- **THE PROBLEM**: Quote the data below in full, minus the images.

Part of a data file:
════════
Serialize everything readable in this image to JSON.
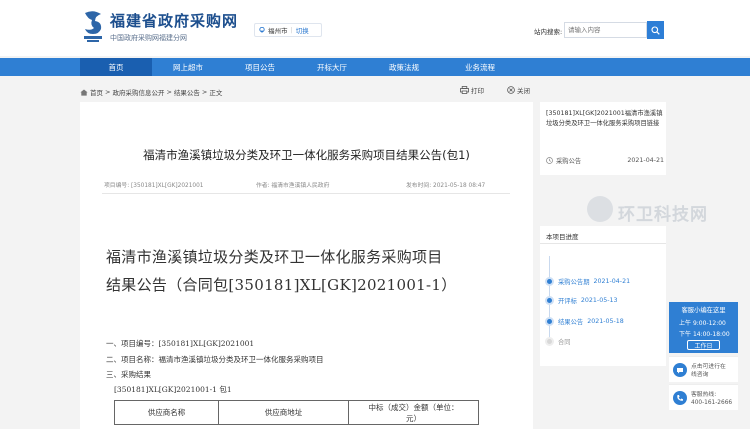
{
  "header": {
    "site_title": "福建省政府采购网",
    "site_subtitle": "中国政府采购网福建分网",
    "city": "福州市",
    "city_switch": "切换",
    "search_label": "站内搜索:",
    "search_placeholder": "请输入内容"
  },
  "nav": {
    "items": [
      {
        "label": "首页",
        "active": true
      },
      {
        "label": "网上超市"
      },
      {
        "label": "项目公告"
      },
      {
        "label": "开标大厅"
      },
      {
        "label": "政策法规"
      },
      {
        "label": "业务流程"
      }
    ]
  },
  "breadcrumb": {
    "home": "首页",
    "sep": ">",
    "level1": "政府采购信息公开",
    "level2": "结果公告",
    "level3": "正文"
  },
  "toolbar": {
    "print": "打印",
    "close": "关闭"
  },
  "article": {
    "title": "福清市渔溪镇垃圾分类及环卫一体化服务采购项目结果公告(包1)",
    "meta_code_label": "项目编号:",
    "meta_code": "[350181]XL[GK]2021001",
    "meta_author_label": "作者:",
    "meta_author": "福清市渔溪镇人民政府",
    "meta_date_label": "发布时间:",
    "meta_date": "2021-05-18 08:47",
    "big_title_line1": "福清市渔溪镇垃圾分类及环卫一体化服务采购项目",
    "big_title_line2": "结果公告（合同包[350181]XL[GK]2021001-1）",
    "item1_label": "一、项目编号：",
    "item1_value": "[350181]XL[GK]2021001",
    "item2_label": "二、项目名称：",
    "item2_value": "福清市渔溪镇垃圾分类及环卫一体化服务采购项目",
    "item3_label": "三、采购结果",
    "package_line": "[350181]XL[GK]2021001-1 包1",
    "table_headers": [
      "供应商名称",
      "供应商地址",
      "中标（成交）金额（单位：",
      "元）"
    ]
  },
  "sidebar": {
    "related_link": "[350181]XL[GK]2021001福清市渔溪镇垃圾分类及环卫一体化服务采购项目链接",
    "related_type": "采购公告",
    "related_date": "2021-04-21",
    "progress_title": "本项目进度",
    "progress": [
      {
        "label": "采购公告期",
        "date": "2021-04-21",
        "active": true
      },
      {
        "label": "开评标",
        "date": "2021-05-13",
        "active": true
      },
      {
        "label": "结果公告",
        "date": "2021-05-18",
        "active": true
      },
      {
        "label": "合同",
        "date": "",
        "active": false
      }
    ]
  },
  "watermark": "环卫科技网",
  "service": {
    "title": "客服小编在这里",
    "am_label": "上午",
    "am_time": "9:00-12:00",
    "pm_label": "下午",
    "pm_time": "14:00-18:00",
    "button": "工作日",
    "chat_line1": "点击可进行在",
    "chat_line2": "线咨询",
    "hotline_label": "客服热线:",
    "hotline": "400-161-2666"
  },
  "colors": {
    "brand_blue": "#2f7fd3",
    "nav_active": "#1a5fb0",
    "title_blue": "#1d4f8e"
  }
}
════════
- **SOLUTION FOR THIS EXERCISE**:
Serialize everything readable in this image to JSON.
{
  "header": {
    "site_title": "福建省政府采购网",
    "site_subtitle": "中国政府采购网福建分网",
    "city": "福州市",
    "city_switch": "切换",
    "search_label": "站内搜索:",
    "search_placeholder": "请输入内容"
  },
  "nav": {
    "items": [
      {
        "label": "首页",
        "active": true
      },
      {
        "label": "网上超市"
      },
      {
        "label": "项目公告"
      },
      {
        "label": "开标大厅"
      },
      {
        "label": "政策法规"
      },
      {
        "label": "业务流程"
      }
    ]
  },
  "breadcrumb": {
    "home": "首页",
    "sep": ">",
    "level1": "政府采购信息公开",
    "level2": "结果公告",
    "level3": "正文"
  },
  "toolbar": {
    "print": "打印",
    "close": "关闭"
  },
  "article": {
    "title": "福清市渔溪镇垃圾分类及环卫一体化服务采购项目结果公告(包1)",
    "meta_code_label": "项目编号:",
    "meta_code": "[350181]XL[GK]2021001",
    "meta_author_label": "作者:",
    "meta_author": "福清市渔溪镇人民政府",
    "meta_date_label": "发布时间:",
    "meta_date": "2021-05-18 08:47",
    "big_title_line1": "福清市渔溪镇垃圾分类及环卫一体化服务采购项目",
    "big_title_line2": "结果公告（合同包[350181]XL[GK]2021001-1）",
    "item1_label": "一、项目编号：",
    "item1_value": "[350181]XL[GK]2021001",
    "item2_label": "二、项目名称：",
    "item2_value": "福清市渔溪镇垃圾分类及环卫一体化服务采购项目",
    "item3_label": "三、采购结果",
    "package_line": "[350181]XL[GK]2021001-1 包1",
    "table_headers": [
      "供应商名称",
      "供应商地址",
      "中标（成交）金额（单位：",
      "元）"
    ]
  },
  "sidebar": {
    "related_link": "[350181]XL[GK]2021001福清市渔溪镇垃圾分类及环卫一体化服务采购项目链接",
    "related_type": "采购公告",
    "related_date": "2021-04-21",
    "progress_title": "本项目进度",
    "progress": [
      {
        "label": "采购公告期",
        "date": "2021-04-21",
        "active": true
      },
      {
        "label": "开评标",
        "date": "2021-05-13",
        "active": true
      },
      {
        "label": "结果公告",
        "date": "2021-05-18",
        "active": true
      },
      {
        "label": "合同",
        "date": "",
        "active": false
      }
    ]
  },
  "watermark": "环卫科技网",
  "service": {
    "title": "客服小编在这里",
    "am_label": "上午",
    "am_time": "9:00-12:00",
    "pm_label": "下午",
    "pm_time": "14:00-18:00",
    "button": "工作日",
    "chat_line1": "点击可进行在",
    "chat_line2": "线咨询",
    "hotline_label": "客服热线:",
    "hotline": "400-161-2666"
  },
  "colors": {
    "brand_blue": "#2f7fd3",
    "nav_active": "#1a5fb0",
    "title_blue": "#1d4f8e"
  }
}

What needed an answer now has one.